— Begin STORED DATA —
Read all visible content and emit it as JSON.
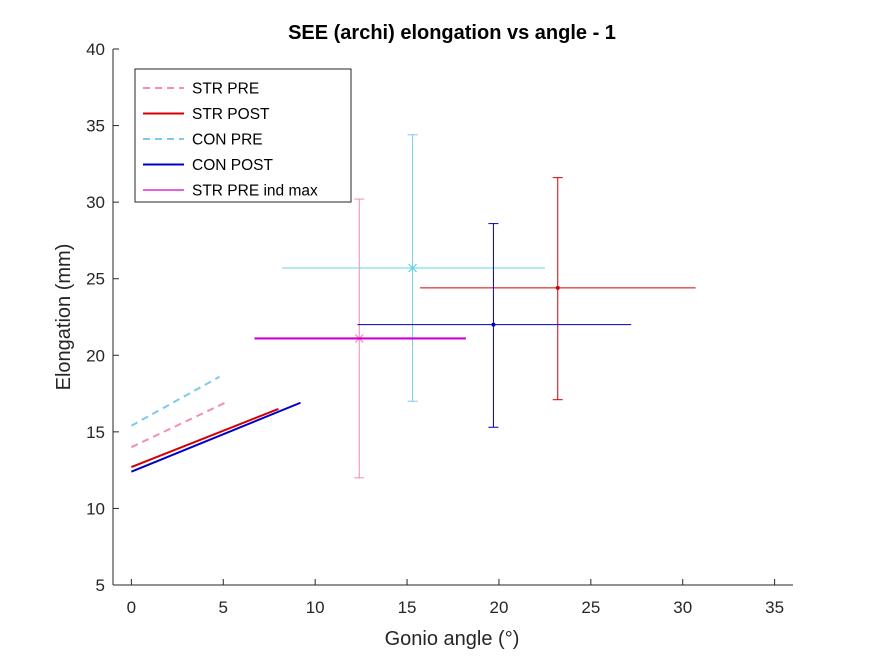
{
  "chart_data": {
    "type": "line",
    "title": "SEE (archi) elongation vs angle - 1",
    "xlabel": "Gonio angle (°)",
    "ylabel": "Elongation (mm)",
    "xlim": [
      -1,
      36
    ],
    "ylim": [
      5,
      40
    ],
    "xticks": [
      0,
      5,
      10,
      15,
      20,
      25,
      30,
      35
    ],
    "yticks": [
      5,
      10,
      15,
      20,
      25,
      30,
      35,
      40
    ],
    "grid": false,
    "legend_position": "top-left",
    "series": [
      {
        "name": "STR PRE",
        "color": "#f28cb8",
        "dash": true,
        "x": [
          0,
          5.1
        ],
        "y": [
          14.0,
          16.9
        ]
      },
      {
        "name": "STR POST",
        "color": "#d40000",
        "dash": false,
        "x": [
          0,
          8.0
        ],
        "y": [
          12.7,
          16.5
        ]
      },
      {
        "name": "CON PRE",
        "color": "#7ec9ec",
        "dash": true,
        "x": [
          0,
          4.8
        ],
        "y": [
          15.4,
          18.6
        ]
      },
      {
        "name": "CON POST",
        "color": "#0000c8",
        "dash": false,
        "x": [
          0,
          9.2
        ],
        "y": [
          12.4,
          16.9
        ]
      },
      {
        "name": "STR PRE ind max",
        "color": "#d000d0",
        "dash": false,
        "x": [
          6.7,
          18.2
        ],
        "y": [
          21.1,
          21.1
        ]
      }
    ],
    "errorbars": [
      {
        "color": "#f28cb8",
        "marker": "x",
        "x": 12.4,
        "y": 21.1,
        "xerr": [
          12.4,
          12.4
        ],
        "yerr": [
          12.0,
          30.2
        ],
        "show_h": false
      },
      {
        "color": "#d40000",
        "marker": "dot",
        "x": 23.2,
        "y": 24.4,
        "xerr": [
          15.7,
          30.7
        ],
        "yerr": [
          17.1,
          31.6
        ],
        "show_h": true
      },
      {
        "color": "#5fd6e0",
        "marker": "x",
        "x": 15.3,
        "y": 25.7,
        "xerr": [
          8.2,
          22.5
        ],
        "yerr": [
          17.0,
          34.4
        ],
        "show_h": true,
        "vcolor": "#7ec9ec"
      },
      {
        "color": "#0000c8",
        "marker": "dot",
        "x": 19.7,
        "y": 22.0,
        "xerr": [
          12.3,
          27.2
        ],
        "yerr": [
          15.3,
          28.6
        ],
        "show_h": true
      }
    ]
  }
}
— End STORED DATA —
▸ THE REQUEST
Generate a word-for-word copy of the preceding records, excluding all pictures.

▸ SOLUTION TO THIS EXERCISE
Read all visible content and emit it as JSON.
{
  "chart_data": {
    "type": "line",
    "title": "SEE (archi) elongation vs angle - 1",
    "xlabel": "Gonio angle (°)",
    "ylabel": "Elongation (mm)",
    "xlim": [
      -1,
      36
    ],
    "ylim": [
      5,
      40
    ],
    "xticks": [
      0,
      5,
      10,
      15,
      20,
      25,
      30,
      35
    ],
    "yticks": [
      5,
      10,
      15,
      20,
      25,
      30,
      35,
      40
    ],
    "grid": false,
    "legend_position": "top-left",
    "series": [
      {
        "name": "STR PRE",
        "color": "#f28cb8",
        "dash": true,
        "x": [
          0,
          5.1
        ],
        "y": [
          14.0,
          16.9
        ]
      },
      {
        "name": "STR POST",
        "color": "#d40000",
        "dash": false,
        "x": [
          0,
          8.0
        ],
        "y": [
          12.7,
          16.5
        ]
      },
      {
        "name": "CON PRE",
        "color": "#7ec9ec",
        "dash": true,
        "x": [
          0,
          4.8
        ],
        "y": [
          15.4,
          18.6
        ]
      },
      {
        "name": "CON POST",
        "color": "#0000c8",
        "dash": false,
        "x": [
          0,
          9.2
        ],
        "y": [
          12.4,
          16.9
        ]
      },
      {
        "name": "STR PRE ind max",
        "color": "#d000d0",
        "dash": false,
        "x": [
          6.7,
          18.2
        ],
        "y": [
          21.1,
          21.1
        ]
      }
    ],
    "errorbars": [
      {
        "color": "#f28cb8",
        "marker": "x",
        "x": 12.4,
        "y": 21.1,
        "xerr": [
          12.4,
          12.4
        ],
        "yerr": [
          12.0,
          30.2
        ],
        "show_h": false
      },
      {
        "color": "#d40000",
        "marker": "dot",
        "x": 23.2,
        "y": 24.4,
        "xerr": [
          15.7,
          30.7
        ],
        "yerr": [
          17.1,
          31.6
        ],
        "show_h": true
      },
      {
        "color": "#5fd6e0",
        "marker": "x",
        "x": 15.3,
        "y": 25.7,
        "xerr": [
          8.2,
          22.5
        ],
        "yerr": [
          17.0,
          34.4
        ],
        "show_h": true,
        "vcolor": "#7ec9ec"
      },
      {
        "color": "#0000c8",
        "marker": "dot",
        "x": 19.7,
        "y": 22.0,
        "xerr": [
          12.3,
          27.2
        ],
        "yerr": [
          15.3,
          28.6
        ],
        "show_h": true
      }
    ]
  }
}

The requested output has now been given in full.